Begin Provided records

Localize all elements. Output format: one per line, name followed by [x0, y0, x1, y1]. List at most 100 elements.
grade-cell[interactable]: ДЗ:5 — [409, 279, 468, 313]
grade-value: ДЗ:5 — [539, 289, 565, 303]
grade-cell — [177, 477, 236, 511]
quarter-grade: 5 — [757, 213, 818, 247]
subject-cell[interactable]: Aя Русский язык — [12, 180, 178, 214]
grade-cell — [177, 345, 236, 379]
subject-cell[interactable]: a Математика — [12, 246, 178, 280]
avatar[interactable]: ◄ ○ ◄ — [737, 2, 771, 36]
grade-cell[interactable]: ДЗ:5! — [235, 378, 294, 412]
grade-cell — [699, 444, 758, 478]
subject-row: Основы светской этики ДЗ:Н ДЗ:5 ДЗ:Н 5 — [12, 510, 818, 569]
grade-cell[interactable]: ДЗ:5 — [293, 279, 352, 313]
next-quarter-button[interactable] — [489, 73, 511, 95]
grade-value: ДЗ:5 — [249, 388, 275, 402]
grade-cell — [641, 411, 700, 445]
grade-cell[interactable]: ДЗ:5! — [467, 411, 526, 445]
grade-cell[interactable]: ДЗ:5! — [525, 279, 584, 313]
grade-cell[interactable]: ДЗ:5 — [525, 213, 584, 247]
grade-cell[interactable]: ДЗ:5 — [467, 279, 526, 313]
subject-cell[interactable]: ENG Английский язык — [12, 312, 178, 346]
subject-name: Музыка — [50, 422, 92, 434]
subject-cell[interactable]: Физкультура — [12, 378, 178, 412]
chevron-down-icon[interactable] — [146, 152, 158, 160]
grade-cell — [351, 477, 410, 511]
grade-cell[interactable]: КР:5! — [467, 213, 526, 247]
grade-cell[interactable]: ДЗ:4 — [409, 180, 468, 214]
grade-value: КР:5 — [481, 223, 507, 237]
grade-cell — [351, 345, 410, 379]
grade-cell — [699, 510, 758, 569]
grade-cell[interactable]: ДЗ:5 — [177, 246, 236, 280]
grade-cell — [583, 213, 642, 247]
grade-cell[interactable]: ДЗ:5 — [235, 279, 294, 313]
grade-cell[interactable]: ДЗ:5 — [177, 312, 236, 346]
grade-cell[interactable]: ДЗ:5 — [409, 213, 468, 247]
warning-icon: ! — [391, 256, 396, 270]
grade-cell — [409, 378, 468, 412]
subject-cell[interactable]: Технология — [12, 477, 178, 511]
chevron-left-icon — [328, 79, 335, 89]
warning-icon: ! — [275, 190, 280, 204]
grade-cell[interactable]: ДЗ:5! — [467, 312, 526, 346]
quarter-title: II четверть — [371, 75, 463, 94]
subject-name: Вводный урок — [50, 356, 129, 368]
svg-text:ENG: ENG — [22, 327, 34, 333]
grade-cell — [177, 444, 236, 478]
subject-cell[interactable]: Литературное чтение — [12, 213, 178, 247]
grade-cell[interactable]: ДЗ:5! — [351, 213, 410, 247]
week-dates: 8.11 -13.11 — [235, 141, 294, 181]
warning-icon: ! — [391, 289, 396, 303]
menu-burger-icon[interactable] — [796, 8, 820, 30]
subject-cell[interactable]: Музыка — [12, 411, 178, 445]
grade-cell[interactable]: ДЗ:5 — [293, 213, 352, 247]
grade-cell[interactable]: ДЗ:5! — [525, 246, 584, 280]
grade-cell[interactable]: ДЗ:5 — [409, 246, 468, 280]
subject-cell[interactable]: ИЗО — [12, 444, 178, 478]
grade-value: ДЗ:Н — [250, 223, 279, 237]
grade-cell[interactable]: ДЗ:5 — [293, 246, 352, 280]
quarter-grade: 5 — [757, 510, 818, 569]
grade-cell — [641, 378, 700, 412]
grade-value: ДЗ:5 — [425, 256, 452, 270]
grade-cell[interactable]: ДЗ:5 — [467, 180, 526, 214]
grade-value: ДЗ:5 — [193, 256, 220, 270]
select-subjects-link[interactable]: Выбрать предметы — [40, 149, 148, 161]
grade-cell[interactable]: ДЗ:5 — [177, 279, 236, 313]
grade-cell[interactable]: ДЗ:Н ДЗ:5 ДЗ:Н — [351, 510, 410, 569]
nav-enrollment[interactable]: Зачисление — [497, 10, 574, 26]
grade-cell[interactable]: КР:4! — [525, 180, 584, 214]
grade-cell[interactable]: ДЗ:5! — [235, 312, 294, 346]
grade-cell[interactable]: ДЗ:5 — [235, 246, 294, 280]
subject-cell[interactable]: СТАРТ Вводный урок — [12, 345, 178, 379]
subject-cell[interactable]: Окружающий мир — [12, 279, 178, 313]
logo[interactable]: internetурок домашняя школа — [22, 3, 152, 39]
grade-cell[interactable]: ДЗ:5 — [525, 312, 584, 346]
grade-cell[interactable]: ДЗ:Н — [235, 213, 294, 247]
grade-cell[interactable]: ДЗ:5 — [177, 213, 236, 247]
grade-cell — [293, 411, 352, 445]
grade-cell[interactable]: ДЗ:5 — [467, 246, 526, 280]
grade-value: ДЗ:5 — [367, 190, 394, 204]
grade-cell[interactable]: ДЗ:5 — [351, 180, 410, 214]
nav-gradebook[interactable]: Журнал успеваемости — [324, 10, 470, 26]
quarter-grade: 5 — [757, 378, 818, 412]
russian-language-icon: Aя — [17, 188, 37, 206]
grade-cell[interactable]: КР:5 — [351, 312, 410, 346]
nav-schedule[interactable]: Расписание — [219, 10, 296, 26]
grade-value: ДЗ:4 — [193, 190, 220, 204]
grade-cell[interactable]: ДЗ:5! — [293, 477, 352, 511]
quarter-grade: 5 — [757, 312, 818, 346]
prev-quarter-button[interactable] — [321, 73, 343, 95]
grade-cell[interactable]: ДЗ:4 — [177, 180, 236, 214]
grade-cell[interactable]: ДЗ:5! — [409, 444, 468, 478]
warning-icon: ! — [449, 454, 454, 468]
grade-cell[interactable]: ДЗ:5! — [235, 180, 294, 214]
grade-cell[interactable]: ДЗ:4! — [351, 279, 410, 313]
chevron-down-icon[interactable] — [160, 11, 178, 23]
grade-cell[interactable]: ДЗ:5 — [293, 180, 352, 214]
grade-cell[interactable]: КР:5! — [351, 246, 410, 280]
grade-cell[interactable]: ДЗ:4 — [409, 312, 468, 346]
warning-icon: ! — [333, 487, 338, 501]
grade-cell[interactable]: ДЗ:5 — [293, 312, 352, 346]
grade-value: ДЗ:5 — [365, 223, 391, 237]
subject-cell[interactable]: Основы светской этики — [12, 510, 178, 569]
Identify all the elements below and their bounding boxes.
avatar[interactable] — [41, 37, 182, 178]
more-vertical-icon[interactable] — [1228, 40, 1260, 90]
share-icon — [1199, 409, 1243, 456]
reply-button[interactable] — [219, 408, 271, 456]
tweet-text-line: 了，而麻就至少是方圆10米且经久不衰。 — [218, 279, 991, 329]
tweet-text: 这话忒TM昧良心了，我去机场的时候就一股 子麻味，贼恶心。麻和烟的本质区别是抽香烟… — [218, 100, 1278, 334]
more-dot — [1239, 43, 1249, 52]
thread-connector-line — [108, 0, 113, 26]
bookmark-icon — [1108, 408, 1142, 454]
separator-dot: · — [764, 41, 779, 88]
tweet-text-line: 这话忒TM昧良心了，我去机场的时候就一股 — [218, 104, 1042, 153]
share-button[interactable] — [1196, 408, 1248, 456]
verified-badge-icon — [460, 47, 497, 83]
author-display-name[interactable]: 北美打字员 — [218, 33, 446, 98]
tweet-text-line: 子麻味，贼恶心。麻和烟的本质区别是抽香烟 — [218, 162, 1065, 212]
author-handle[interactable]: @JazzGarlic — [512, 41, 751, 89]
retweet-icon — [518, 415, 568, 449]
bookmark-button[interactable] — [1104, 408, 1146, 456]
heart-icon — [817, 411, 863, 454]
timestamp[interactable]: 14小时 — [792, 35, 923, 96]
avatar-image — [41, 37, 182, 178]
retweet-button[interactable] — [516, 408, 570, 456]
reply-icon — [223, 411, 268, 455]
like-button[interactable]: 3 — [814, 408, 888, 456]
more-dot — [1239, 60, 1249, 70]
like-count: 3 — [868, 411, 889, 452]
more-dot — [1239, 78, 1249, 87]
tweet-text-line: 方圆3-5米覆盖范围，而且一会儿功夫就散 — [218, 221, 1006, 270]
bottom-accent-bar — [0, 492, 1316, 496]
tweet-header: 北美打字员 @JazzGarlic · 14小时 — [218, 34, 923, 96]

End Provided records

### [Problem to work on]
Output the lines of the listing from its start through the line containing "grade-value: ДЗ:5 — [249, 388, 275, 402]", inclusive, with each line reproduced verbatim.

### [Complete output]
Localize all elements. Output format: one per line, name followed by [x0, y0, x1, y1]. List at most 100 elements.
grade-cell[interactable]: ДЗ:5 — [409, 279, 468, 313]
grade-value: ДЗ:5 — [539, 289, 565, 303]
grade-cell — [177, 477, 236, 511]
quarter-grade: 5 — [757, 213, 818, 247]
subject-cell[interactable]: Aя Русский язык — [12, 180, 178, 214]
grade-cell — [177, 345, 236, 379]
subject-cell[interactable]: a Математика — [12, 246, 178, 280]
avatar[interactable]: ◄ ○ ◄ — [737, 2, 771, 36]
grade-cell[interactable]: ДЗ:5! — [235, 378, 294, 412]
grade-cell — [699, 444, 758, 478]
subject-row: Основы светской этики ДЗ:Н ДЗ:5 ДЗ:Н 5 — [12, 510, 818, 569]
grade-cell[interactable]: ДЗ:5 — [293, 279, 352, 313]
next-quarter-button[interactable] — [489, 73, 511, 95]
grade-value: ДЗ:5 — [249, 388, 275, 402]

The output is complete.